Page text:
— begin —
A total of 153 authentic oolong tea samples of four typical types, including 44 HMT, 30 TGYT, 27 DDT, and 52 WRT were collected. The details of these samples and collection locations were listed in Supplementary Material Table S1.

2.3. Sensory evaluation

The sensory attributes of all samples were evaluated by a sensory panel comprising of five tea evaluation experts who have been officially qualified as senior tea evaluators. The sensory evaluation process, including sensory description and scoring, was performed according to the Tea Sensory Evaluation National Standard of China (GB/T 23776-2018). In specific, 5 g of oolong tea samples were accurately weighted into a 110 mL tea bowl. Subsequently, 100 mL of boiling demineralized water was poured into the tea bowl and brewed for 2 min. The tea infusion was then transferred to an inspection bowl. The residue tea leaves were brewed for two more times with the same procedure, and the three infusions were combined for sensory evaluation by the sensory panel. Results of sensory evaluation in terms of aroma attribute descriptors and scorings were recorded.

2.4. Volatile compounds extraction

The volatile compounds of all oolong tea samples were extracted with a previously reported HS-SPME method (Liu et al., 2022). Briefly, 0.1 g powdered oolong tea sample, together with 1.5 g NaCl and 20 μL 2-octanol (10 mg/L, as internal standard) were placed into an 18 mL headspace vial. Then, 5 mL boiling demineralized water was added into the vial to brew the tea infusion for 5 min. The vial was sealed with a silicone septum. Subsequently, the vial was kept in a 50 °C water bath for 10 min. Then, SPME fibers were inserted into the headspace of the vial for the extraction of volatile compounds for 50 min in the water bath. Next, the fibers were inserted into the gas chromatograph injector and thermally desorbed at 250 °C for 5 min.
— end —
[Layout element notes]
— begin —
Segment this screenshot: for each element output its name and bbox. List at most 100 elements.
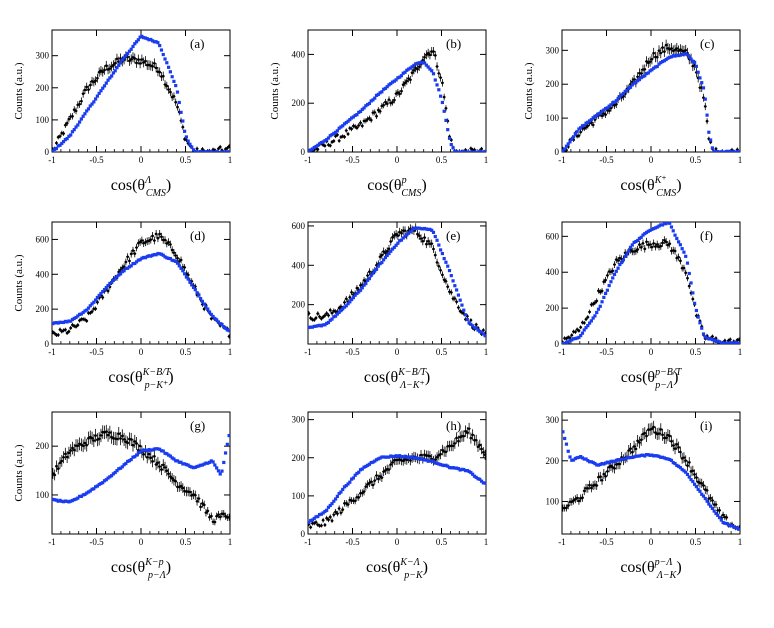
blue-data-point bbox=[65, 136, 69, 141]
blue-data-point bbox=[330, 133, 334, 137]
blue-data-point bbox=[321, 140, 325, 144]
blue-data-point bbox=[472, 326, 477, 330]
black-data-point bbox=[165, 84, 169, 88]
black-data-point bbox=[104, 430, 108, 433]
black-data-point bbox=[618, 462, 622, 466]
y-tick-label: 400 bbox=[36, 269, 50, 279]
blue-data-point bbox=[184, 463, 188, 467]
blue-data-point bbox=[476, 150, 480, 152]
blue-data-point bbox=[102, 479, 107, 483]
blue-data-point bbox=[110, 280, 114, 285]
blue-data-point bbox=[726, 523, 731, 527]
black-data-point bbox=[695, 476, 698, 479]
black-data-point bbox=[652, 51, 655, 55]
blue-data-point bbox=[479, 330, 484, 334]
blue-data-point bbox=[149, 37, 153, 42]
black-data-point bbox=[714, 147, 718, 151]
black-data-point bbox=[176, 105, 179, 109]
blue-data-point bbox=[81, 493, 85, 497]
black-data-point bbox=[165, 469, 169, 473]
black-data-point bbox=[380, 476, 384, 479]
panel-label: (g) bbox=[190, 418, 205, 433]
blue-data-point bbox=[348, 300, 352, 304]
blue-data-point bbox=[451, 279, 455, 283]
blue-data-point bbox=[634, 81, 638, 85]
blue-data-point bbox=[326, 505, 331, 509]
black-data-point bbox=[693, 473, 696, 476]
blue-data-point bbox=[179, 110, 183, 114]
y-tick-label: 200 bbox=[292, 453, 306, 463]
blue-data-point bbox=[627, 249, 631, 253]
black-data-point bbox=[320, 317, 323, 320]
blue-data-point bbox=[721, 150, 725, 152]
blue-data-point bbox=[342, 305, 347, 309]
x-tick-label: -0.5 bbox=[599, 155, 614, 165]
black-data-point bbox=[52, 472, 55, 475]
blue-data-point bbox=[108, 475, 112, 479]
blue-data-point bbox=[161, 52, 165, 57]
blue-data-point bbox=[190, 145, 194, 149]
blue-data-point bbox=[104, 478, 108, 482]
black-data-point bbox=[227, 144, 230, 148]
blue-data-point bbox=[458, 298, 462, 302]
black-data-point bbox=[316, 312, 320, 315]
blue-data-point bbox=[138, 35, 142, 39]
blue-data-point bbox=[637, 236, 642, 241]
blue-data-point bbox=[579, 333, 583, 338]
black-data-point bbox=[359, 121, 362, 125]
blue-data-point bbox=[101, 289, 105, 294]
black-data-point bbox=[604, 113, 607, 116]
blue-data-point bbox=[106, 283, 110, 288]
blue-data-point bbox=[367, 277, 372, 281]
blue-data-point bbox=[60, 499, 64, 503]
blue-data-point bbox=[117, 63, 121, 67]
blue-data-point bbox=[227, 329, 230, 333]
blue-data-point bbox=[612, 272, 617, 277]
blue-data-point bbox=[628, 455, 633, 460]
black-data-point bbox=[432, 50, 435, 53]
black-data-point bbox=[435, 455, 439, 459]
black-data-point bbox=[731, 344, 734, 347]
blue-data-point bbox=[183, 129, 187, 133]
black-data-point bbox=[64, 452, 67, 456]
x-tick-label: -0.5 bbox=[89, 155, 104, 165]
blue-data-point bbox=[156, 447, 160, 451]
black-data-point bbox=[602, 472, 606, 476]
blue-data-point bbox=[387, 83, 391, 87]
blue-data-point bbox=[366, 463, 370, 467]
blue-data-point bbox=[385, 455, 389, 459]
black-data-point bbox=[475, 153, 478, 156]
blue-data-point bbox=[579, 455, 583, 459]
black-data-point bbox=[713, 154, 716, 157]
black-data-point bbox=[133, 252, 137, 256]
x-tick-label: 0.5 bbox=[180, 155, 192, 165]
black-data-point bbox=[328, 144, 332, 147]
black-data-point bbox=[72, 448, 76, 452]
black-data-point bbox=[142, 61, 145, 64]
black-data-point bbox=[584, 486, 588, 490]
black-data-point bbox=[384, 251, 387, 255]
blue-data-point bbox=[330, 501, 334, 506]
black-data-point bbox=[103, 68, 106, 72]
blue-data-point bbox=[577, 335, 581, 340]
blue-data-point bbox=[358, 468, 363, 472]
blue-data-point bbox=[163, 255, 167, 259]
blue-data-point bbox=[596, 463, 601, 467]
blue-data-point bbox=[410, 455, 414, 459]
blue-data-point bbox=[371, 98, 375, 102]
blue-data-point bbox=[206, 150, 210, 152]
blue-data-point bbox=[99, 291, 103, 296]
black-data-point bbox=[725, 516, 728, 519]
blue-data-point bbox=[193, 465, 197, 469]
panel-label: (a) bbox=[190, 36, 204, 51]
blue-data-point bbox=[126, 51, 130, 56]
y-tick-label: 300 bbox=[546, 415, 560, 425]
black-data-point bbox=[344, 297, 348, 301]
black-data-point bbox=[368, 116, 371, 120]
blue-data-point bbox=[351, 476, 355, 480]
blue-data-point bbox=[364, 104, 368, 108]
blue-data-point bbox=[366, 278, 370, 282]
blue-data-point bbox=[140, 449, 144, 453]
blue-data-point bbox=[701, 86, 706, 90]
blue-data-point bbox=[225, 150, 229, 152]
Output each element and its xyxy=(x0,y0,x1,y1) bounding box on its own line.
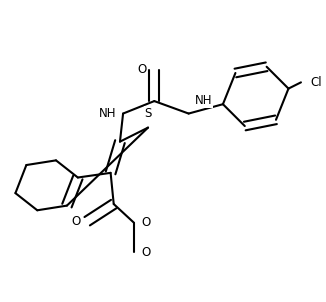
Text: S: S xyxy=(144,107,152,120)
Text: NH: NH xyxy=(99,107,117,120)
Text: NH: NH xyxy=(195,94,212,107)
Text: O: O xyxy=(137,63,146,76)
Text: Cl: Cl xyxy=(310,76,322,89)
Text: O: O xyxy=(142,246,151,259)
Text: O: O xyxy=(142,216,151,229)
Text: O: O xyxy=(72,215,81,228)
— end —
Exercise requirements:
Write what comes next in the oolong tea methods text, picking up right after its final sentence.

Result of this exercise:
2.5. GC–MS analysis

The volatile compounds were analyzed by using an Agilent 7890A gas chromatograph (Agilent, Palo Alto, CA, USA) equipped with HP-INNOWAX column (30.0 m × 0.25 mm × 0.25 μm, Agilent, USA), and coupled to an Agilent 5975C mass spectrometer (Agilent, Palo Alto, CA, USA). The temperature of the injection port was set to 250 °C; the injection mode was selected as splitless injection. The carrier gas was high purity He (purity >99.999%), and the flow rate was set to 1 mL/min. The temperature program used was as follows: initial column temperature 40 °C for 5 min; temperature ramp at 3 °C/min to 120 °C; further temperature ramp at 6 °C/min to 240 °C and held at 240 °C for 5 min, the post-run temperature was 240 °C, and the post-run time was 5 min. The temperatures of the ion source and quadrupole were 230 °C and 150 °C, respectively. The ion energy for electron impact was 70 eV, and the mass spectra were obtained in full scan mode from 35 to 450 amu.

The mass spectrum corresponding to each chromatographic peak was compared with the NIST11.L standard spectral library, and the chromatographic peak was qualitatively analyzed by comparing with the NIST11.L standard spectral library and combining the retention index (RI, determined by n-alkanes C7–C40) method as defined by Vandendool and Kratz (1963). Volatile compounds were semi-quantitated by using the internal standard of 2-octanol. Additionally, the compounds that were considered as characteristic volatiles (see below) were further quantified based on the respective external calibration curves with authentic standards (supplementary materials Table S3).

2.6. Statistical analysis

The comparison of volatile compounds among different tea types and the identification of the representative volatile compounds of each tea type were conducted by using PCA and PLS-DA with R software (version 3.6.1), respectively. All data were expressed as mean ± SD of three replications. Graphing was performed by using GraphPad Prism software (Version 8.0.2).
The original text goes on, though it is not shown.